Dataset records
-.-.-

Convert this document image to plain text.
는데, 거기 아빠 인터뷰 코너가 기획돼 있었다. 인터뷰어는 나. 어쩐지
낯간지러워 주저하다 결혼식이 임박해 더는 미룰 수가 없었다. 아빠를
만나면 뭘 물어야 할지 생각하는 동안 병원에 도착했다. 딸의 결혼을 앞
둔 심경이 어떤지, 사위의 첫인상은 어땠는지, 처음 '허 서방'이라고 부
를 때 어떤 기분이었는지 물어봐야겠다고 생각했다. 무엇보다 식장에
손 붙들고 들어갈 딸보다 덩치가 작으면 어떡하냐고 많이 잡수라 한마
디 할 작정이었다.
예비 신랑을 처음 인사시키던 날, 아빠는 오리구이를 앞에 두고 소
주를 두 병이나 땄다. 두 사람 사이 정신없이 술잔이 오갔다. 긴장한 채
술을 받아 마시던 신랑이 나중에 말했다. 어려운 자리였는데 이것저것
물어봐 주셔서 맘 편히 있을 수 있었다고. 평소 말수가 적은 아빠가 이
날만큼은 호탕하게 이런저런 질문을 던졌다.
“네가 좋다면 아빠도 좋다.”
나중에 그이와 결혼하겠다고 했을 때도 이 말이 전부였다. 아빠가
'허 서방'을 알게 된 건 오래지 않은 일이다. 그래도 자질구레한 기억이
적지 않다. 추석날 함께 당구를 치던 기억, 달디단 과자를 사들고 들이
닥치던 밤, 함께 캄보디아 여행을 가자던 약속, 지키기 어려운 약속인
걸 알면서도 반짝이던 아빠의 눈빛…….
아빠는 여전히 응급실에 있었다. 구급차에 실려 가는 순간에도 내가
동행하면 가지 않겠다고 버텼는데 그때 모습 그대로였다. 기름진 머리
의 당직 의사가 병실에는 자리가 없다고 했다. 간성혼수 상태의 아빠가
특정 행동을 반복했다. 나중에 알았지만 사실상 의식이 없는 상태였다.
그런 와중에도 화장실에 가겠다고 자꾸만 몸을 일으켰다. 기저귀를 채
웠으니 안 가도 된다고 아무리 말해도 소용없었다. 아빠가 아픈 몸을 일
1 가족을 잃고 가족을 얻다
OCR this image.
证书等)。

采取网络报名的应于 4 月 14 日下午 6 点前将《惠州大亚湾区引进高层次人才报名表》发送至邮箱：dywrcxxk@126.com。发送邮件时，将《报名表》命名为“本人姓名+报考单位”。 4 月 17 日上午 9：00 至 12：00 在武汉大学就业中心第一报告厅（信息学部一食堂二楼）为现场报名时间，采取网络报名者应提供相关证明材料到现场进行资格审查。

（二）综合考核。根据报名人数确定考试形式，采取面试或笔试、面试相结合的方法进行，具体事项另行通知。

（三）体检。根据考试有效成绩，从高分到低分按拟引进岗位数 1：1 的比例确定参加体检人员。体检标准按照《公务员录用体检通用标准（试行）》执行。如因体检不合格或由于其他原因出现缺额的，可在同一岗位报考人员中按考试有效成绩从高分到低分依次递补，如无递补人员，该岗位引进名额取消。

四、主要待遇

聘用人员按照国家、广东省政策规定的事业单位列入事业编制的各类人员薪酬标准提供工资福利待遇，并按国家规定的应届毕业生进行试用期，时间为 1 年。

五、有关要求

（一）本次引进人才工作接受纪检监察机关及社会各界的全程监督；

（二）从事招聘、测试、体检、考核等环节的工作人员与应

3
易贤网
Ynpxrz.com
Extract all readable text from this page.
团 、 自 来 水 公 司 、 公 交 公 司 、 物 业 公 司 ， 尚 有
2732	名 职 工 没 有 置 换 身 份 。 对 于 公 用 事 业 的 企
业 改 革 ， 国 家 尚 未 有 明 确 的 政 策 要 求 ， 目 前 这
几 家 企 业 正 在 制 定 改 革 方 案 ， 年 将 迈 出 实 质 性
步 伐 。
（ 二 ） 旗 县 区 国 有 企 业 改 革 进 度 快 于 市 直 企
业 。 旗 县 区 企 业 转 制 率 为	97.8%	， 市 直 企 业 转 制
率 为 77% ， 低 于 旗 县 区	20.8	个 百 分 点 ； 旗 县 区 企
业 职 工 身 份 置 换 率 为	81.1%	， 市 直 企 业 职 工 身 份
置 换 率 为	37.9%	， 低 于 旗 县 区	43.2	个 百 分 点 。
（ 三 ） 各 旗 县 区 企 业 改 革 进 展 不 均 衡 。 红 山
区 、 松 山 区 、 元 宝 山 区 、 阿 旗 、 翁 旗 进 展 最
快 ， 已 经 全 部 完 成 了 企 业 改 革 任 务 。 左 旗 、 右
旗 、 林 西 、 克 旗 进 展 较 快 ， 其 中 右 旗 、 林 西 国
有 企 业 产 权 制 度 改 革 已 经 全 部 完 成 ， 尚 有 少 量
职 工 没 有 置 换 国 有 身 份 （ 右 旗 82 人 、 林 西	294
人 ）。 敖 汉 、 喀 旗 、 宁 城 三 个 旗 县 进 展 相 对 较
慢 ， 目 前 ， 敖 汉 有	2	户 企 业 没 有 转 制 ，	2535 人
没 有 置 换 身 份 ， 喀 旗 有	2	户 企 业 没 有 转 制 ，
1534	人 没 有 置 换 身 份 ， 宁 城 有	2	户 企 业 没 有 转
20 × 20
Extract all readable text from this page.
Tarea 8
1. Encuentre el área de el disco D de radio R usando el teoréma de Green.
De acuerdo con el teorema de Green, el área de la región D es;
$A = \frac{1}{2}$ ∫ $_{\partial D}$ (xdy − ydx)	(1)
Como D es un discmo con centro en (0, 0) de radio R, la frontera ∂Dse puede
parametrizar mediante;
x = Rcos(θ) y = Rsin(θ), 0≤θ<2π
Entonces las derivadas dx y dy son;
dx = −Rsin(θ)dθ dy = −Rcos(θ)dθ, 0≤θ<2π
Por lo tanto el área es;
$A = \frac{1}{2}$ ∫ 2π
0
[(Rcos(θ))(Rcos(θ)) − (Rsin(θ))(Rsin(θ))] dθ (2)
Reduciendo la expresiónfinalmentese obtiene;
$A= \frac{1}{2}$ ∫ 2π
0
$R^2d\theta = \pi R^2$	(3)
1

-.-.-

Using the data above, repeat every line exactly.

Convert this document image to plain text.
는데, 거기 아빠 인터뷰 코너가 기획돼 있었다. 인터뷰어는 나. 어쩐지
낯간지러워 주저하다 결혼식이 임박해 더는 미룰 수가 없었다. 아빠를
만나면 뭘 물어야 할지 생각하는 동안 병원에 도착했다. 딸의 결혼을 앞
둔 심경이 어떤지, 사위의 첫인상은 어땠는지, 처음 '허 서방'이라고 부
를 때 어떤 기분이었는지 물어봐야겠다고 생각했다. 무엇보다 식장에
손 붙들고 들어갈 딸보다 덩치가 작으면 어떡하냐고 많이 잡수라 한마
디 할 작정이었다.
예비 신랑을 처음 인사시키던 날, 아빠는 오리구이를 앞에 두고 소
주를 두 병이나 땄다. 두 사람 사이 정신없이 술잔이 오갔다. 긴장한 채
술을 받아 마시던 신랑이 나중에 말했다. 어려운 자리였는데 이것저것
물어봐 주셔서 맘 편히 있을 수 있었다고. 평소 말수가 적은 아빠가 이
날만큼은 호탕하게 이런저런 질문을 던졌다.
“네가 좋다면 아빠도 좋다.”
나중에 그이와 결혼하겠다고 했을 때도 이 말이 전부였다. 아빠가
'허 서방'을 알게 된 건 오래지 않은 일이다. 그래도 자질구레한 기억이
적지 않다. 추석날 함께 당구를 치던 기억, 달디단 과자를 사들고 들이
닥치던 밤, 함께 캄보디아 여행을 가자던 약속, 지키기 어려운 약속인
걸 알면서도 반짝이던 아빠의 눈빛…….
아빠는 여전히 응급실에 있었다. 구급차에 실려 가는 순간에도 내가
동행하면 가지 않겠다고 버텼는데 그때 모습 그대로였다. 기름진 머리
의 당직 의사가 병실에는 자리가 없다고 했다. 간성혼수 상태의 아빠가
특정 행동을 반복했다. 나중에 알았지만 사실상 의식이 없는 상태였다.
그런 와중에도 화장실에 가겠다고 자꾸만 몸을 일으켰다. 기저귀를 채
웠으니 안 가도 된다고 아무리 말해도 소용없었다. 아빠가 아픈 몸을 일
1 가족을 잃고 가족을 얻다
OCR this image.
证书等)。

采取网络报名的应于 4 月 14 日下午 6 点前将《惠州大亚湾区引进高层次人才报名表》发送至邮箱：dywrcxxk@126.com。发送邮件时，将《报名表》命名为“本人姓名+报考单位”。 4 月 17 日上午 9：00 至 12：00 在武汉大学就业中心第一报告厅（信息学部一食堂二楼）为现场报名时间，采取网络报名者应提供相关证明材料到现场进行资格审查。

（二）综合考核。根据报名人数确定考试形式，采取面试或笔试、面试相结合的方法进行，具体事项另行通知。

（三）体检。根据考试有效成绩，从高分到低分按拟引进岗位数 1：1 的比例确定参加体检人员。体检标准按照《公务员录用体检通用标准（试行）》执行。如因体检不合格或由于其他原因出现缺额的，可在同一岗位报考人员中按考试有效成绩从高分到低分依次递补，如无递补人员，该岗位引进名额取消。

四、主要待遇

聘用人员按照国家、广东省政策规定的事业单位列入事业编制的各类人员薪酬标准提供工资福利待遇，并按国家规定的应届毕业生进行试用期，时间为 1 年。

五、有关要求

（一）本次引进人才工作接受纪检监察机关及社会各界的全程监督；

（二）从事招聘、测试、体检、考核等环节的工作人员与应

3
易贤网
Ynpxrz.com
Extract all readable text from this page.
团 、 自 来 水 公 司 、 公 交 公 司 、 物 业 公 司 ， 尚 有
2732	名 职 工 没 有 置 换 身 份 。 对 于 公 用 事 业 的 企
业 改 革 ， 国 家 尚 未 有 明 确 的 政 策 要 求 ， 目 前 这
几 家 企 业 正 在 制 定 改 革 方 案 ， 年 将 迈 出 实 质 性
步 伐 。
（ 二 ） 旗 县 区 国 有 企 业 改 革 进 度 快 于 市 直 企
业 。 旗 县 区 企 业 转 制 率 为	97.8%	， 市 直 企 业 转 制
率 为 77% ， 低 于 旗 县 区	20.8	个 百 分 点 ； 旗 县 区 企
业 职 工 身 份 置 换 率 为	81.1%	， 市 直 企 业 职 工 身 份
置 换 率 为	37.9%	， 低 于 旗 县 区	43.2	个 百 分 点 。
（ 三 ） 各 旗 县 区 企 业 改 革 进 展 不 均 衡 。 红 山
区 、 松 山 区 、 元 宝 山 区 、 阿 旗 、 翁 旗 进 展 最
快 ， 已 经 全 部 完 成 了 企 业 改 革 任 务 。 左 旗 、 右
旗 、 林 西 、 克 旗 进 展 较 快 ， 其 中 右 旗 、 林 西 国
有 企 业 产 权 制 度 改 革 已 经 全 部 完 成 ， 尚 有 少 量
职 工 没 有 置 换 国 有 身 份 （ 右 旗 82 人 、 林 西	294
人 ）。 敖 汉 、 喀 旗 、 宁 城 三 个 旗 县 进 展 相 对 较
慢 ， 目 前 ， 敖 汉 有	2	户 企 业 没 有 转 制 ，	2535 人
没 有 置 换 身 份 ， 喀 旗 有	2	户 企 业 没 有 转 制 ，
1534	人 没 有 置 换 身 份 ， 宁 城 有	2	户 企 业 没 有 转
20 × 20
Extract all readable text from this page.
Tarea 8
1. Encuentre el área de el disco D de radio R usando el teoréma de Green.
De acuerdo con el teorema de Green, el área de la región D es;
$A = \frac{1}{2}$ ∫ $_{\partial D}$ (xdy − ydx)	(1)
Como D es un discmo con centro en (0, 0) de radio R, la frontera ∂Dse puede
parametrizar mediante;
x = Rcos(θ) y = Rsin(θ), 0≤θ<2π
Entonces las derivadas dx y dy son;
dx = −Rsin(θ)dθ dy = −Rcos(θ)dθ, 0≤θ<2π
Por lo tanto el área es;
$A = \frac{1}{2}$ ∫ 2π
0
[(Rcos(θ))(Rcos(θ)) − (Rsin(θ))(Rsin(θ))] dθ (2)
Reduciendo la expresiónfinalmentese obtiene;
$A= \frac{1}{2}$ ∫ 2π
0
$R^2d\theta = \pi R^2$	(3)
1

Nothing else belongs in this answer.